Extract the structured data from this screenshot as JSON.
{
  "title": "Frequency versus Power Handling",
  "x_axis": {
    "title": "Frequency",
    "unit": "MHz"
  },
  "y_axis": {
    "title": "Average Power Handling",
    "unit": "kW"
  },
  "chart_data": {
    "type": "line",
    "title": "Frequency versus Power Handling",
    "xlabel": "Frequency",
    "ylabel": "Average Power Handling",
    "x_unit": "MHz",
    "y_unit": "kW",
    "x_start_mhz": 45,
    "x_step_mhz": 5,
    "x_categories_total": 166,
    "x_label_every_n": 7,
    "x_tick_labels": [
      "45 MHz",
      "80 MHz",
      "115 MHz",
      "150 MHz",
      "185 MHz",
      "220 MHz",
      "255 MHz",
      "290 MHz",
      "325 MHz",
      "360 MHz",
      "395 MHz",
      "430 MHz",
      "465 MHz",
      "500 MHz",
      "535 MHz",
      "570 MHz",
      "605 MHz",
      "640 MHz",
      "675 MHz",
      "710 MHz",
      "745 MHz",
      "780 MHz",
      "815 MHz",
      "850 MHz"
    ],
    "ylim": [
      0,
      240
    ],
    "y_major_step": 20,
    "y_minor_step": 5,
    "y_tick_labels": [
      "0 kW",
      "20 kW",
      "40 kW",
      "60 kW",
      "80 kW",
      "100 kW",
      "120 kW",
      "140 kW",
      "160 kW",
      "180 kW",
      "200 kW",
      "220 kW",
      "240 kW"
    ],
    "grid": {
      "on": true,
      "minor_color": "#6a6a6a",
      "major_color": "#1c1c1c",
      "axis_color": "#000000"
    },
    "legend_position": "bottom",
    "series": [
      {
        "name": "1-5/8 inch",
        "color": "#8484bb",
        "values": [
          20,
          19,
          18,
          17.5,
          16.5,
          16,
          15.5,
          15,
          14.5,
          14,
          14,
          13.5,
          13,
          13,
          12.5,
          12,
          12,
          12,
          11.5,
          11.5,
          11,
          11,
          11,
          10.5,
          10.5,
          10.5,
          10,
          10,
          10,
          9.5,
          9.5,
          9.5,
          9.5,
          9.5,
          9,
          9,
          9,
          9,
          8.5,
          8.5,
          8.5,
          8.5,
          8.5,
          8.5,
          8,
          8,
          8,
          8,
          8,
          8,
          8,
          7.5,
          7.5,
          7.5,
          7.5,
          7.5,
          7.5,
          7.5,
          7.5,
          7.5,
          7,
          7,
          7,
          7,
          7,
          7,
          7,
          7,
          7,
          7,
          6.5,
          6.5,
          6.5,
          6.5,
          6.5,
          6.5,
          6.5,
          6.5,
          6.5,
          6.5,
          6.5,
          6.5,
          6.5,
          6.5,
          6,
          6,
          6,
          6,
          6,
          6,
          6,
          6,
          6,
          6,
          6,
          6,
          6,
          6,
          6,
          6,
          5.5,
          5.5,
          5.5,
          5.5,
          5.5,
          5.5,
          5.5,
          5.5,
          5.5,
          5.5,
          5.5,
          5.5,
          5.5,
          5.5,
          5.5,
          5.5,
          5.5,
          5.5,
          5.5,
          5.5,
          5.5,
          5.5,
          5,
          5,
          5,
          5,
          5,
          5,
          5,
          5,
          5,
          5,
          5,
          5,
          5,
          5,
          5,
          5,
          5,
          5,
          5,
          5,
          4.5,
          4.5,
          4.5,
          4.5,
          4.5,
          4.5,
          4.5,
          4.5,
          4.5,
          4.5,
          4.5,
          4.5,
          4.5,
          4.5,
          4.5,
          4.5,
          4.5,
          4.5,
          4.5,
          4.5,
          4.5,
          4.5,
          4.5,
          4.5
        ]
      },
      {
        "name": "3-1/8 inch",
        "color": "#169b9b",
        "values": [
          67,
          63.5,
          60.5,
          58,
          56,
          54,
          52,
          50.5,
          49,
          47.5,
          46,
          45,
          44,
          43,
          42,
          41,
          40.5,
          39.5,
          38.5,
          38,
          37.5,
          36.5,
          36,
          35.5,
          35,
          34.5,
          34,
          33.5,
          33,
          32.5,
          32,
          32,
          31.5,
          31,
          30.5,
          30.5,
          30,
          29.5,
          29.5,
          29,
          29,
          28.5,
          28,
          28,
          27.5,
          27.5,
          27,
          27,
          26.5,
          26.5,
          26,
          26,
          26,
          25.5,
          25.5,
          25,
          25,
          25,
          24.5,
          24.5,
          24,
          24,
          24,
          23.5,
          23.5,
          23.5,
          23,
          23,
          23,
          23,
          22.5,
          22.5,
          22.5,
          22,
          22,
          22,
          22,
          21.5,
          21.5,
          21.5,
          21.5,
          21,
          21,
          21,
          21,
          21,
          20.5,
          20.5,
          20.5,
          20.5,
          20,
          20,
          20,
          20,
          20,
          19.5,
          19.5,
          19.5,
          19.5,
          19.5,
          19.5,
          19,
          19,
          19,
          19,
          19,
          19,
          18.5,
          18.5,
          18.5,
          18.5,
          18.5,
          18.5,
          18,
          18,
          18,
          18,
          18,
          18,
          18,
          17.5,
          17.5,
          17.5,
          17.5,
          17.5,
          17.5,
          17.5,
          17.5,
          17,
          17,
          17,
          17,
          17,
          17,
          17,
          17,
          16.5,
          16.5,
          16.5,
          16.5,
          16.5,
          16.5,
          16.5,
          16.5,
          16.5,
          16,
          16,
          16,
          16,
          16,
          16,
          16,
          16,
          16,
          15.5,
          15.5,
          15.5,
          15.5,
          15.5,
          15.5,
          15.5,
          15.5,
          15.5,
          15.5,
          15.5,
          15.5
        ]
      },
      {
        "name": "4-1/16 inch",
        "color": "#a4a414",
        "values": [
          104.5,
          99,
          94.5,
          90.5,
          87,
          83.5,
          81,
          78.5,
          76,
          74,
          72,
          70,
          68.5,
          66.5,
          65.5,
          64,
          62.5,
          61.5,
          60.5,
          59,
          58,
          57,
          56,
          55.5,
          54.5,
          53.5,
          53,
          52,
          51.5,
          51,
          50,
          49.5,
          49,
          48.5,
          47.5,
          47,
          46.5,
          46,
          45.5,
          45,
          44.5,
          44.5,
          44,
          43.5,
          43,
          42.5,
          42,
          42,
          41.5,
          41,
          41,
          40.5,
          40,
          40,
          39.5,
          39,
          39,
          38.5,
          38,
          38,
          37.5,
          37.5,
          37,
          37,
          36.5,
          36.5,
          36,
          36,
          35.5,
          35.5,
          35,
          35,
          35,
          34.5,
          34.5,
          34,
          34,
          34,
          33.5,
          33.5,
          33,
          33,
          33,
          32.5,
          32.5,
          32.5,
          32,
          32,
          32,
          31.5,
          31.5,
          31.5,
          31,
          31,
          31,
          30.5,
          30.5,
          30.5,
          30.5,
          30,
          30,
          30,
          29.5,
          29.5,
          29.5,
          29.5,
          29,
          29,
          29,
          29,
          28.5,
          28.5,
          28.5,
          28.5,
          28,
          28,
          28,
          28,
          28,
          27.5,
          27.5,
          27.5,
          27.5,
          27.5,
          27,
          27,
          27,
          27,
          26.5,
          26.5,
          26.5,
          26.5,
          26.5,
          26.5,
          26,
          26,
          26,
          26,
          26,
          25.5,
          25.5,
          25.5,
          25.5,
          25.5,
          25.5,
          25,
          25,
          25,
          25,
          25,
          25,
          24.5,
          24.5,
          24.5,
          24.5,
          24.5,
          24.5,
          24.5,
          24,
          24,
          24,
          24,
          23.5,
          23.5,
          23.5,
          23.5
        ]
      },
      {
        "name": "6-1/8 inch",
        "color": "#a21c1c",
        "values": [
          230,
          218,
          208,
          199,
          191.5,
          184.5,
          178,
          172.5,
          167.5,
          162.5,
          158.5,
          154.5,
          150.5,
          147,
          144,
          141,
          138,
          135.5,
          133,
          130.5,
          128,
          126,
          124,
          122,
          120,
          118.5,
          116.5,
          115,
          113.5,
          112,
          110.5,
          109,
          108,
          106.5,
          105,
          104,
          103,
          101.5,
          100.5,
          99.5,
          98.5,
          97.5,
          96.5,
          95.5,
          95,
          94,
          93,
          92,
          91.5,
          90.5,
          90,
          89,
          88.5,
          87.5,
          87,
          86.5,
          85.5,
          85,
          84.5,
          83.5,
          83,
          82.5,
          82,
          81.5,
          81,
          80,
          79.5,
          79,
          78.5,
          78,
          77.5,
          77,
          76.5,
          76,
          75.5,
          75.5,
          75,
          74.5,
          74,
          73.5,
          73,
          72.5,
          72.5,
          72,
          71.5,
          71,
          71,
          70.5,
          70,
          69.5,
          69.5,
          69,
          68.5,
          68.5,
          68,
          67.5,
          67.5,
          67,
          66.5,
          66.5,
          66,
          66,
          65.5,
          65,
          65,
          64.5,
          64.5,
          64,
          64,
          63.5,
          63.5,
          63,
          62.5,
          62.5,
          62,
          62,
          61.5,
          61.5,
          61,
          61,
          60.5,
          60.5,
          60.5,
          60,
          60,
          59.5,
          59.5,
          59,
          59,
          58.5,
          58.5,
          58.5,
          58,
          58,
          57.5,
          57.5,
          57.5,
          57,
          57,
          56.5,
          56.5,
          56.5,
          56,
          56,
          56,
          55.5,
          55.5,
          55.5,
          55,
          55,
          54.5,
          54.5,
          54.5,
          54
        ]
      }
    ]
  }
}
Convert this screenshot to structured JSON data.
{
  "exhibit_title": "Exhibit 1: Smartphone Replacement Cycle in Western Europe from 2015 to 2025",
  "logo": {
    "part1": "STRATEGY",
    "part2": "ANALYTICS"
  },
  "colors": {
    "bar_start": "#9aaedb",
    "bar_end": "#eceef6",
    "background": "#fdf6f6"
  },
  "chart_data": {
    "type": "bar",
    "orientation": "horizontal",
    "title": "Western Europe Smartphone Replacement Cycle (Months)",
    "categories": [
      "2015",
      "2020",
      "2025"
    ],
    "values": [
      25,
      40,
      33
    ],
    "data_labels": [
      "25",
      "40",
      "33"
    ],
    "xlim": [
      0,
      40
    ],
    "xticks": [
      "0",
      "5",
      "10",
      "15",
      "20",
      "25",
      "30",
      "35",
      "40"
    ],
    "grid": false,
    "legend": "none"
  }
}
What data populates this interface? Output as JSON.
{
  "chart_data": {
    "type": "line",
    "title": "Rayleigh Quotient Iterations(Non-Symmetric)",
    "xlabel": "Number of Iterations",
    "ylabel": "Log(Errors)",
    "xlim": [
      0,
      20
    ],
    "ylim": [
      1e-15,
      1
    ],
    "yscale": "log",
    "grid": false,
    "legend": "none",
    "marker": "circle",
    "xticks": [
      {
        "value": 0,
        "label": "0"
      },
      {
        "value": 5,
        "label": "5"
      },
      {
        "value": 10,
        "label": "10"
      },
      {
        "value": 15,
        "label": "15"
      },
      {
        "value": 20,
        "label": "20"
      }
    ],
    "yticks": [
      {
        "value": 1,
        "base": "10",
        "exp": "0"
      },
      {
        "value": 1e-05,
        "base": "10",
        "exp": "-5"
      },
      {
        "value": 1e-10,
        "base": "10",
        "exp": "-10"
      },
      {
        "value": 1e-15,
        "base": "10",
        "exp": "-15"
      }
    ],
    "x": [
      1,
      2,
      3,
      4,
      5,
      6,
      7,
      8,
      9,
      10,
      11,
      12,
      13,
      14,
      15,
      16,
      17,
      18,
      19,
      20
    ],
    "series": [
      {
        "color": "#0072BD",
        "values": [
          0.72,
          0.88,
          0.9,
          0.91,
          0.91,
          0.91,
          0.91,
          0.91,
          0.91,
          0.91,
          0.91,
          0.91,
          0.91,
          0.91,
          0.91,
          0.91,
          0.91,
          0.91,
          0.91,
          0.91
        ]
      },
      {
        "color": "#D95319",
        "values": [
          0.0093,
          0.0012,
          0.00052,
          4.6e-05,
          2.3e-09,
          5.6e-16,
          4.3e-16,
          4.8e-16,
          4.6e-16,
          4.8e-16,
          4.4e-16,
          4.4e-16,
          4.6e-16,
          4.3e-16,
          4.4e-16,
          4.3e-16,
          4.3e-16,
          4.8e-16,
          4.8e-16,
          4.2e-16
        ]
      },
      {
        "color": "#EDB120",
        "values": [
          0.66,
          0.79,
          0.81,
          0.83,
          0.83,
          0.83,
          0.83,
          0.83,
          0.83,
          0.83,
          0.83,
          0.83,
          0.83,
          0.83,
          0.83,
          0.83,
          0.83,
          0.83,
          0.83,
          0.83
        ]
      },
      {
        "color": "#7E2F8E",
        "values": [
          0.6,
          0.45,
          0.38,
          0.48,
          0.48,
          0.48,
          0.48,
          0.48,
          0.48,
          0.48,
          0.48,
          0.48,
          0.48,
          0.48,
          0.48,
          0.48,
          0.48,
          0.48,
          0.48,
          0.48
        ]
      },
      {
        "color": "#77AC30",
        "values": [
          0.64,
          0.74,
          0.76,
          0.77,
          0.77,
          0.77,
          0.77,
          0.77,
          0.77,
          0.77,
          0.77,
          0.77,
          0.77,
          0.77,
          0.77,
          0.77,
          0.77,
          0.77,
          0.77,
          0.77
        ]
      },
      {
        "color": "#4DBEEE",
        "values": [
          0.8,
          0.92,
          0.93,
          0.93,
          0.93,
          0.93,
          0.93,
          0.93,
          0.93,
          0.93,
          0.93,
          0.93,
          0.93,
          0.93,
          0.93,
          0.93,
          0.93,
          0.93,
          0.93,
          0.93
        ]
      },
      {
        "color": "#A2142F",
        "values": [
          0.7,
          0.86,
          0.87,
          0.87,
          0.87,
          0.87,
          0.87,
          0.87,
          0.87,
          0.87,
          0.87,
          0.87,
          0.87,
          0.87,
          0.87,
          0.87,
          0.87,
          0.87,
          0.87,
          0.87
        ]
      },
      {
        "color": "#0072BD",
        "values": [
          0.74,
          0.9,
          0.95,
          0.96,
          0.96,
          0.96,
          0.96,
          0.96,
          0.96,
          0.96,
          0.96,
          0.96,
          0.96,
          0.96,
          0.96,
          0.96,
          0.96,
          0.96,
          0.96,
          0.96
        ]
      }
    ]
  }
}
⁂
Locate the word "Cycle" in the records above, and return each line that has it.

→ **Output of the exercise**:
  "exhibit_title": "Exhibit 1: Smartphone Replacement Cycle in Western Europe from 2015 to 2025",
    "title": "Western Europe Smartphone Replacement Cycle (Months)",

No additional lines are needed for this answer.